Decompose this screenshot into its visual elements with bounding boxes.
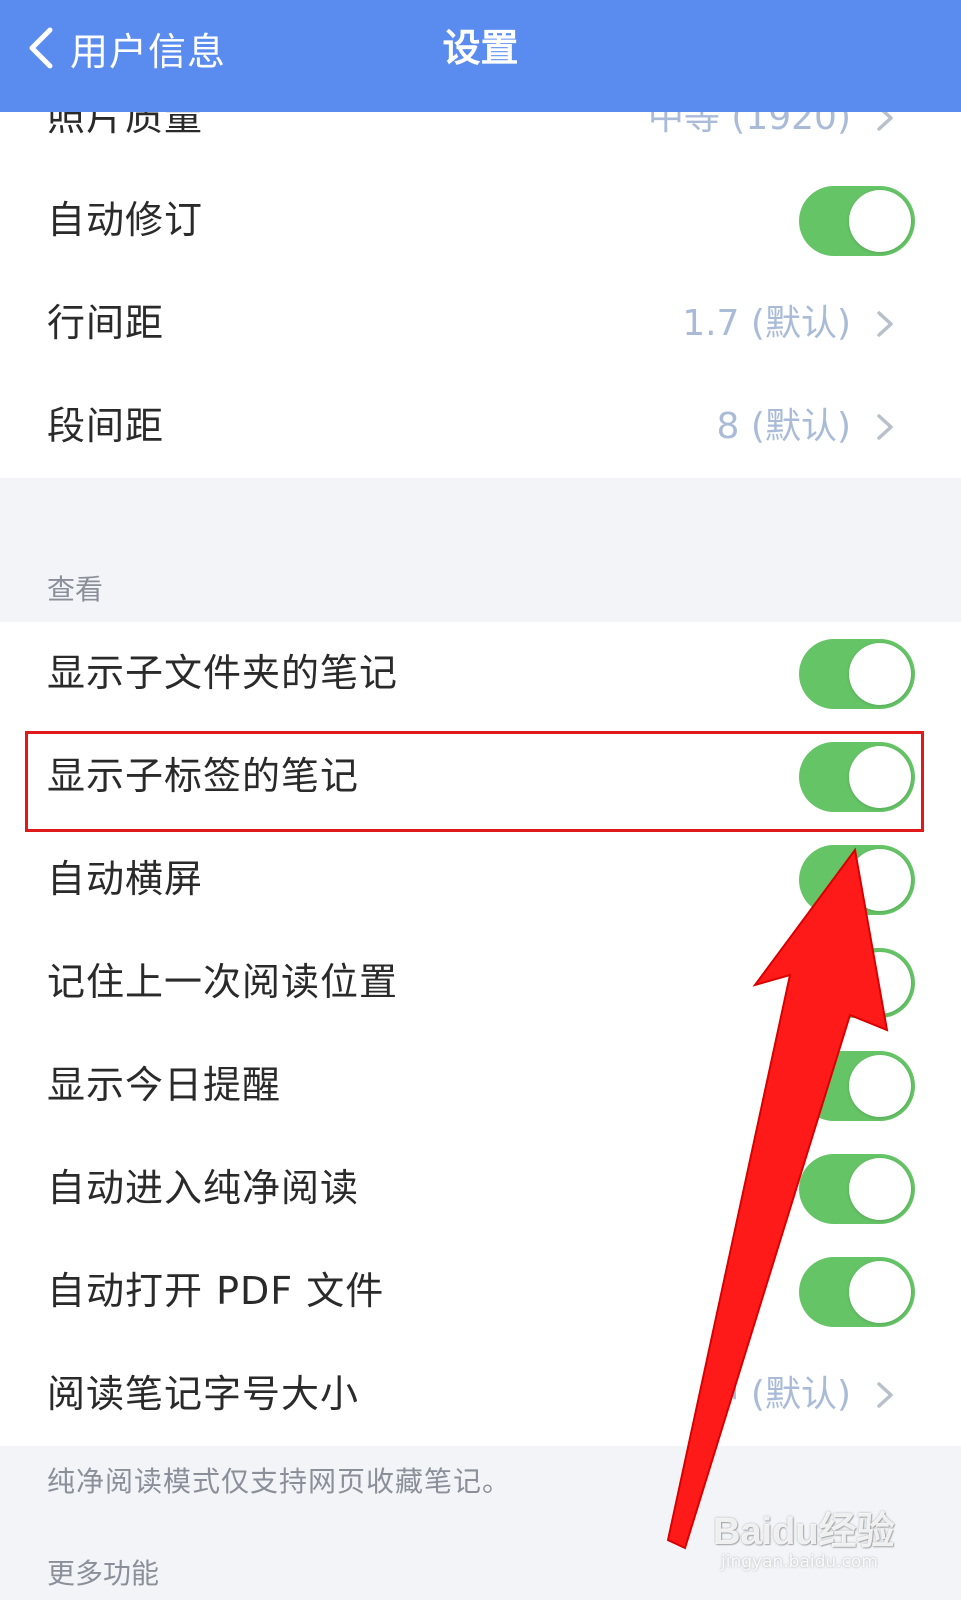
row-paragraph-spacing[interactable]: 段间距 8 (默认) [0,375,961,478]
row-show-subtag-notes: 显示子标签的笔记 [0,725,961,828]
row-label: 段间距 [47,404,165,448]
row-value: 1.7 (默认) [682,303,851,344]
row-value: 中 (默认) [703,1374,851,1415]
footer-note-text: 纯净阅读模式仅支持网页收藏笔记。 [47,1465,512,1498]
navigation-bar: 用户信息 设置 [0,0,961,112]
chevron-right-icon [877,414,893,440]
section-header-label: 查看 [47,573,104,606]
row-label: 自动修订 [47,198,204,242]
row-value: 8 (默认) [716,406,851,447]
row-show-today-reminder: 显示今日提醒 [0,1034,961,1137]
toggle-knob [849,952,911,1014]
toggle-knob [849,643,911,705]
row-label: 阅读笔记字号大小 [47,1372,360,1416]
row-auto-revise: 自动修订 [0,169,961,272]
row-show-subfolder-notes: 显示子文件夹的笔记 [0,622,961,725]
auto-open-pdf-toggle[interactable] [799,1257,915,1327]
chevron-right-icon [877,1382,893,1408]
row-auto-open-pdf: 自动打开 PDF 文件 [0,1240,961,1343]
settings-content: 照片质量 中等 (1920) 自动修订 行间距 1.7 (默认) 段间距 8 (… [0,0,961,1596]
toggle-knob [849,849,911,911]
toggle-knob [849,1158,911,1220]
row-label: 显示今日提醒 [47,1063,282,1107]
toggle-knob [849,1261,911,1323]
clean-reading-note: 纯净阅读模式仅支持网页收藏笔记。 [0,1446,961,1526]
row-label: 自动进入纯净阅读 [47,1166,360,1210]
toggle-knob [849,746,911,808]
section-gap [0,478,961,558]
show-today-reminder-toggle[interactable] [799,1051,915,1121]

==================================================

Objective: Copy out every line of the entries above exactly, character for character, leaving out the pictures.

Result of the task:
Decompose this screenshot into its visual elements with bounding boxes.
row-paragraph-spacing[interactable]: 段间距 8 (默认) [0,375,961,478]
row-show-subtag-notes: 显示子标签的笔记 [0,725,961,828]
row-label: 段间距 [47,404,165,448]
row-value: 1.7 (默认) [682,303,851,344]
row-value: 中 (默认) [703,1374,851,1415]
footer-note-text: 纯净阅读模式仅支持网页收藏笔记。 [47,1465,512,1498]
navigation-bar: 用户信息 设置 [0,0,961,112]
chevron-right-icon [877,414,893,440]
section-header-label: 查看 [47,573,104,606]
row-label: 自动修订 [47,198,204,242]
row-value: 8 (默认) [716,406,851,447]
row-show-today-reminder: 显示今日提醒 [0,1034,961,1137]
toggle-knob [849,952,911,1014]
toggle-knob [849,643,911,705]
row-label: 阅读笔记字号大小 [47,1372,360,1416]
row-auto-revise: 自动修订 [0,169,961,272]
row-show-subfolder-notes: 显示子文件夹的笔记 [0,622,961,725]
auto-open-pdf-toggle[interactable] [799,1257,915,1327]
chevron-right-icon [877,1382,893,1408]
row-auto-open-pdf: 自动打开 PDF 文件 [0,1240,961,1343]
settings-content: 照片质量 中等 (1920) 自动修订 行间距 1.7 (默认) 段间距 8 (… [0,0,961,1596]
toggle-knob [849,849,911,911]
toggle-knob [849,1158,911,1220]
row-label: 显示今日提醒 [47,1063,282,1107]
toggle-knob [849,1261,911,1323]
clean-reading-note: 纯净阅读模式仅支持网页收藏笔记。 [0,1446,961,1526]
row-label: 自动进入纯净阅读 [47,1166,360,1210]
toggle-knob [849,746,911,808]
section-gap [0,478,961,558]
show-today-reminder-toggle[interactable] [799,1051,915,1121]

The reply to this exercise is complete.